** start **

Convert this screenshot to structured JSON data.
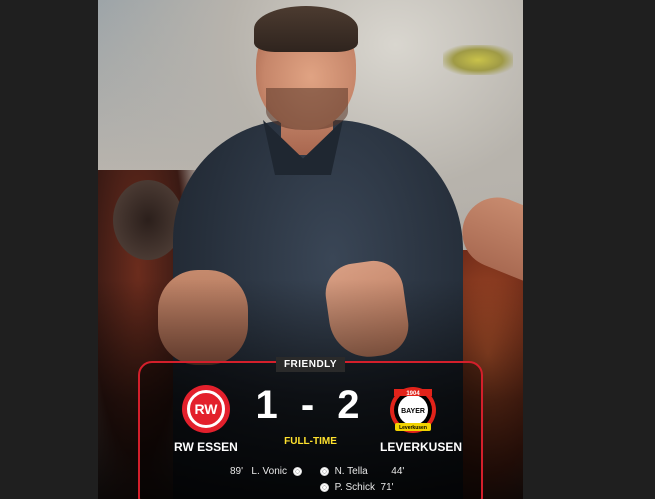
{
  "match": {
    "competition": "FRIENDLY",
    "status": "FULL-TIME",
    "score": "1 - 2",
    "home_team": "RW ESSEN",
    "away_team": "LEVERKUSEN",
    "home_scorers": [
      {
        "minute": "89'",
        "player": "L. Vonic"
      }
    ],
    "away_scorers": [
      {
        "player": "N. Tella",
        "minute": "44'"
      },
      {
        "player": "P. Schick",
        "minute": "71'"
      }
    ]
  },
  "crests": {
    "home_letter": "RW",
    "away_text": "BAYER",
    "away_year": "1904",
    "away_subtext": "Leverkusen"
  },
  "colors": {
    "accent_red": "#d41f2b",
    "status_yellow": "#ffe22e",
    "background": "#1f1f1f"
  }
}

** end **
** start **

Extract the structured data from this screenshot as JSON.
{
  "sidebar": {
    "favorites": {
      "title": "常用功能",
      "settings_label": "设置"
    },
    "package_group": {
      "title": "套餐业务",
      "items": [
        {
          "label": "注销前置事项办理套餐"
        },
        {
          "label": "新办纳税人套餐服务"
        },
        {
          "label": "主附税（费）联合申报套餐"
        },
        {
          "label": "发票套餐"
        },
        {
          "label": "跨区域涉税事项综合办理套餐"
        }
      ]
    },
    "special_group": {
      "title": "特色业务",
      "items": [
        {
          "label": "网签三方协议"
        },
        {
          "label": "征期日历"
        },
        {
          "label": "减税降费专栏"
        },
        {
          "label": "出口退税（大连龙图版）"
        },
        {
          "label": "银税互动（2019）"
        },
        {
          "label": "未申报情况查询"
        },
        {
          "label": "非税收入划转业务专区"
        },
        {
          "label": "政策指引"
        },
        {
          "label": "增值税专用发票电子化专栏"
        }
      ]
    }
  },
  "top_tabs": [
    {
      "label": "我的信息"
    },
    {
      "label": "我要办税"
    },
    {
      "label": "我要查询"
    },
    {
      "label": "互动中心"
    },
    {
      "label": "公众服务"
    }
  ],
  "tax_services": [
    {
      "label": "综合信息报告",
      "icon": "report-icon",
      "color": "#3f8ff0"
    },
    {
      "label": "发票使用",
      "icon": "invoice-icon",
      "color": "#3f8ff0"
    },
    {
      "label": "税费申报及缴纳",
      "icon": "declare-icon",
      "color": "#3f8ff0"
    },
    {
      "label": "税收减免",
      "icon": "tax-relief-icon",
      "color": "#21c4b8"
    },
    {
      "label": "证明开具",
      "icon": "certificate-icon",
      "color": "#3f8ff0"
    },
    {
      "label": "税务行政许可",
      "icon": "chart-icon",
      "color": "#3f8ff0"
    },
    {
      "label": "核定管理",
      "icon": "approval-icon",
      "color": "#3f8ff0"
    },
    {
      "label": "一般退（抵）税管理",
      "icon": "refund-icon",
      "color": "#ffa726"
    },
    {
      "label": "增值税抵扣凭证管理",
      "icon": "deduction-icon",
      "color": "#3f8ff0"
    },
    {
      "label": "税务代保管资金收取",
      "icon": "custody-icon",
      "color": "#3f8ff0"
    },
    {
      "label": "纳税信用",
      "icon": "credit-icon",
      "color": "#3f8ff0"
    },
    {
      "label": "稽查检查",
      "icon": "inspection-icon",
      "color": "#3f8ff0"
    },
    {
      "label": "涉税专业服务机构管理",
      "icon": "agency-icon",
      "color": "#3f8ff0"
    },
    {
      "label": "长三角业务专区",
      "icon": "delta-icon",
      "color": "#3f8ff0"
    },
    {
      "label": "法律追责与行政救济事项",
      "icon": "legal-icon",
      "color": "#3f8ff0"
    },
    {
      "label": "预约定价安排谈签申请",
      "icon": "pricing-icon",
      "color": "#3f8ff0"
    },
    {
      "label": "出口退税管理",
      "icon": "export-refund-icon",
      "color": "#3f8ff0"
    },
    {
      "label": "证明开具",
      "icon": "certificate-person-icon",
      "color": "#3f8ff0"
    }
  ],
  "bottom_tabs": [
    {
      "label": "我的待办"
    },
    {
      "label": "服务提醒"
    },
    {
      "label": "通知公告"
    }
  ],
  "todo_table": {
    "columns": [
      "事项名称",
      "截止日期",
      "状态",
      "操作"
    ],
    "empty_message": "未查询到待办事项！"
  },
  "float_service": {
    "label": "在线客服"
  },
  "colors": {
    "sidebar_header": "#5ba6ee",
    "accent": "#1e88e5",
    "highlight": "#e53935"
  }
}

** end **
** start **

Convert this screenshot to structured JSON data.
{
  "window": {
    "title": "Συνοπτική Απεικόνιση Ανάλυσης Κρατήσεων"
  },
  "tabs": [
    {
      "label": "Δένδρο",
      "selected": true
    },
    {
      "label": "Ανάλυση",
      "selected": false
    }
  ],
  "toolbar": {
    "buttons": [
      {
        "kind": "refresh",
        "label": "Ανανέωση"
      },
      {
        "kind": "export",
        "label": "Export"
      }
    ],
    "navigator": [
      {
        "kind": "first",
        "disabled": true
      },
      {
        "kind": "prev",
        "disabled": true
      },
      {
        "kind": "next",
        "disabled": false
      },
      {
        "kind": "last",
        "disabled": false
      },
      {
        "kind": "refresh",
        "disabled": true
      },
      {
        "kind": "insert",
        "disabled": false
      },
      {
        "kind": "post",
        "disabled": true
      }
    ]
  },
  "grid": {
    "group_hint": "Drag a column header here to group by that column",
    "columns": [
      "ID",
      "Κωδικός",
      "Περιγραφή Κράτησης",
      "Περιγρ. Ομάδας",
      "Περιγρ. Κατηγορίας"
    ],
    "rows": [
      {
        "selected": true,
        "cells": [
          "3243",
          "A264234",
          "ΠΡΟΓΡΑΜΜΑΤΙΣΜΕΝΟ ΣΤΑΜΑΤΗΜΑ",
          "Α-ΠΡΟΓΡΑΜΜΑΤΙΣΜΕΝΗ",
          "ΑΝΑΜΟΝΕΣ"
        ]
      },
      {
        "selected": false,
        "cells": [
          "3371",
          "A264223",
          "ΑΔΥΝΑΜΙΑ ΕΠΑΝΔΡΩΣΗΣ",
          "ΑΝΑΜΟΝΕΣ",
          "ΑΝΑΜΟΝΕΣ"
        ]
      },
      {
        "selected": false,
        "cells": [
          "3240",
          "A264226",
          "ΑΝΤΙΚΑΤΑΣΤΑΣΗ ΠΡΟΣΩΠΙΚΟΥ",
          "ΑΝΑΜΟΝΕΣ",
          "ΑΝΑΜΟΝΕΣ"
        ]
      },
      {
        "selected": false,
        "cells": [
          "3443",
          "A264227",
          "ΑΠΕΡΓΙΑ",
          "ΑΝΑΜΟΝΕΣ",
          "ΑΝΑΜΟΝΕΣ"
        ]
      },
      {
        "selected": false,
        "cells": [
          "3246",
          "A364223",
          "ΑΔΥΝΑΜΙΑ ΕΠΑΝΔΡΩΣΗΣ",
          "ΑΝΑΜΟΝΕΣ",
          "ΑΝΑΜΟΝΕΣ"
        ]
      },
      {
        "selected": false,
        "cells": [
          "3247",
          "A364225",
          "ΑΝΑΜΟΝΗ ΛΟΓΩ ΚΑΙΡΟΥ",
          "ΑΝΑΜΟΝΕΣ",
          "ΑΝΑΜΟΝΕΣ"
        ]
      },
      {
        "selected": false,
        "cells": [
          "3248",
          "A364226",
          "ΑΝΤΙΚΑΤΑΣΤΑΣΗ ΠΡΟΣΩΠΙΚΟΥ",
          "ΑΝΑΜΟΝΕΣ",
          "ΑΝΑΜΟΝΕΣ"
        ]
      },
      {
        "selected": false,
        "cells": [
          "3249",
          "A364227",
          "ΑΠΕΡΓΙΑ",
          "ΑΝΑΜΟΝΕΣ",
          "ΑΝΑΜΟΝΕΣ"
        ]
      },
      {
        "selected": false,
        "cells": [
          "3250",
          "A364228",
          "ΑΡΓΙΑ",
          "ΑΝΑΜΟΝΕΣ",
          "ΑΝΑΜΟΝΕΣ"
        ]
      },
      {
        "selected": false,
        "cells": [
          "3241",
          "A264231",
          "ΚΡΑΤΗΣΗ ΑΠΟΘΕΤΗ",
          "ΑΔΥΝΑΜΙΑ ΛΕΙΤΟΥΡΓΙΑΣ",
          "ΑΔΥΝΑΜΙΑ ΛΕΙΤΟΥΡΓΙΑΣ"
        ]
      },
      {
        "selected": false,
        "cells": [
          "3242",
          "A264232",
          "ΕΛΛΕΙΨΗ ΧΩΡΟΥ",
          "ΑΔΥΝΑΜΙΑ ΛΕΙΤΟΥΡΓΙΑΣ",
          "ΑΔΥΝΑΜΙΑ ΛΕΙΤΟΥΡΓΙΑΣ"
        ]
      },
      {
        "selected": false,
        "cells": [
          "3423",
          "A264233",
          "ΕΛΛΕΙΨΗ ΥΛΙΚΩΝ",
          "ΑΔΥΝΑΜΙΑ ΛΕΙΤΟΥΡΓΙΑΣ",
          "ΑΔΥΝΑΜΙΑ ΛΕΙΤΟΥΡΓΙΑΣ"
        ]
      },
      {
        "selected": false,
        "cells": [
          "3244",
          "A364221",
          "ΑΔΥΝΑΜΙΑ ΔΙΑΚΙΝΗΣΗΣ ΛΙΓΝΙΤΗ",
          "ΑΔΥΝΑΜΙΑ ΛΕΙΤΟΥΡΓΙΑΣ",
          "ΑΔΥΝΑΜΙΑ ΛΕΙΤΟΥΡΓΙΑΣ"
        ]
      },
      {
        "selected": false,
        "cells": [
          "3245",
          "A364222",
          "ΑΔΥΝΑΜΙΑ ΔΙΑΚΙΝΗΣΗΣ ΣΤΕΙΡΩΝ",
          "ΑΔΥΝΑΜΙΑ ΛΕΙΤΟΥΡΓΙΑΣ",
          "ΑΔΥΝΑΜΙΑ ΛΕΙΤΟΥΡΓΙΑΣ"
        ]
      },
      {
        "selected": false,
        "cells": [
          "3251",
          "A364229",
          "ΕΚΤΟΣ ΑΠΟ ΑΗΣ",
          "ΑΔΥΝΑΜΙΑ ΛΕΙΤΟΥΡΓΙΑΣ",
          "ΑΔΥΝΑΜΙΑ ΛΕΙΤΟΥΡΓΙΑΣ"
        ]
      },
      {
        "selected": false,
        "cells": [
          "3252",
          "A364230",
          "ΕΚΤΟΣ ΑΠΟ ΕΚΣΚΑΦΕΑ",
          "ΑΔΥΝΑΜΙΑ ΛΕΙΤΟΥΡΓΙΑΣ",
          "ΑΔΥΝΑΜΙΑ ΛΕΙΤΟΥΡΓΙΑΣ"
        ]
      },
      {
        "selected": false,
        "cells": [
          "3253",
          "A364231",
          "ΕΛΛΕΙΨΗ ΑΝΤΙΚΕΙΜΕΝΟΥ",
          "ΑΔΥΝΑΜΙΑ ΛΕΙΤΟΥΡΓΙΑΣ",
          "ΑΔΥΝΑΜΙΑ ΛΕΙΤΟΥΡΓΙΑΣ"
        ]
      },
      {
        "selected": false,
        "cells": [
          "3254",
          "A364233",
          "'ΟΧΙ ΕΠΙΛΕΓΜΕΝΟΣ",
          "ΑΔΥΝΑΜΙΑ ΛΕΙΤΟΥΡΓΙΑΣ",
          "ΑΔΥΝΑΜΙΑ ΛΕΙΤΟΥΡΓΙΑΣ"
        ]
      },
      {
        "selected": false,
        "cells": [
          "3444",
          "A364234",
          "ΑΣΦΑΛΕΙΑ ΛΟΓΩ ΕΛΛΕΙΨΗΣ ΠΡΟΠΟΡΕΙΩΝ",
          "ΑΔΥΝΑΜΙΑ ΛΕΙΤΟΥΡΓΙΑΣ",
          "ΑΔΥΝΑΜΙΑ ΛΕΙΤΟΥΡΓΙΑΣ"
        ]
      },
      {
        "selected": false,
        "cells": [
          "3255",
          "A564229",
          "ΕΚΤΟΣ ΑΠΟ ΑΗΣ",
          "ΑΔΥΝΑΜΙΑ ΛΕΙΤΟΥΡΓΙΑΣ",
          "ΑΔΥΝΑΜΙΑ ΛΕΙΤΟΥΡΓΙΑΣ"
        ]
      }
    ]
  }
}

** end **

Tell how many lines contain the word "kind", using only the number.

| Written response |
9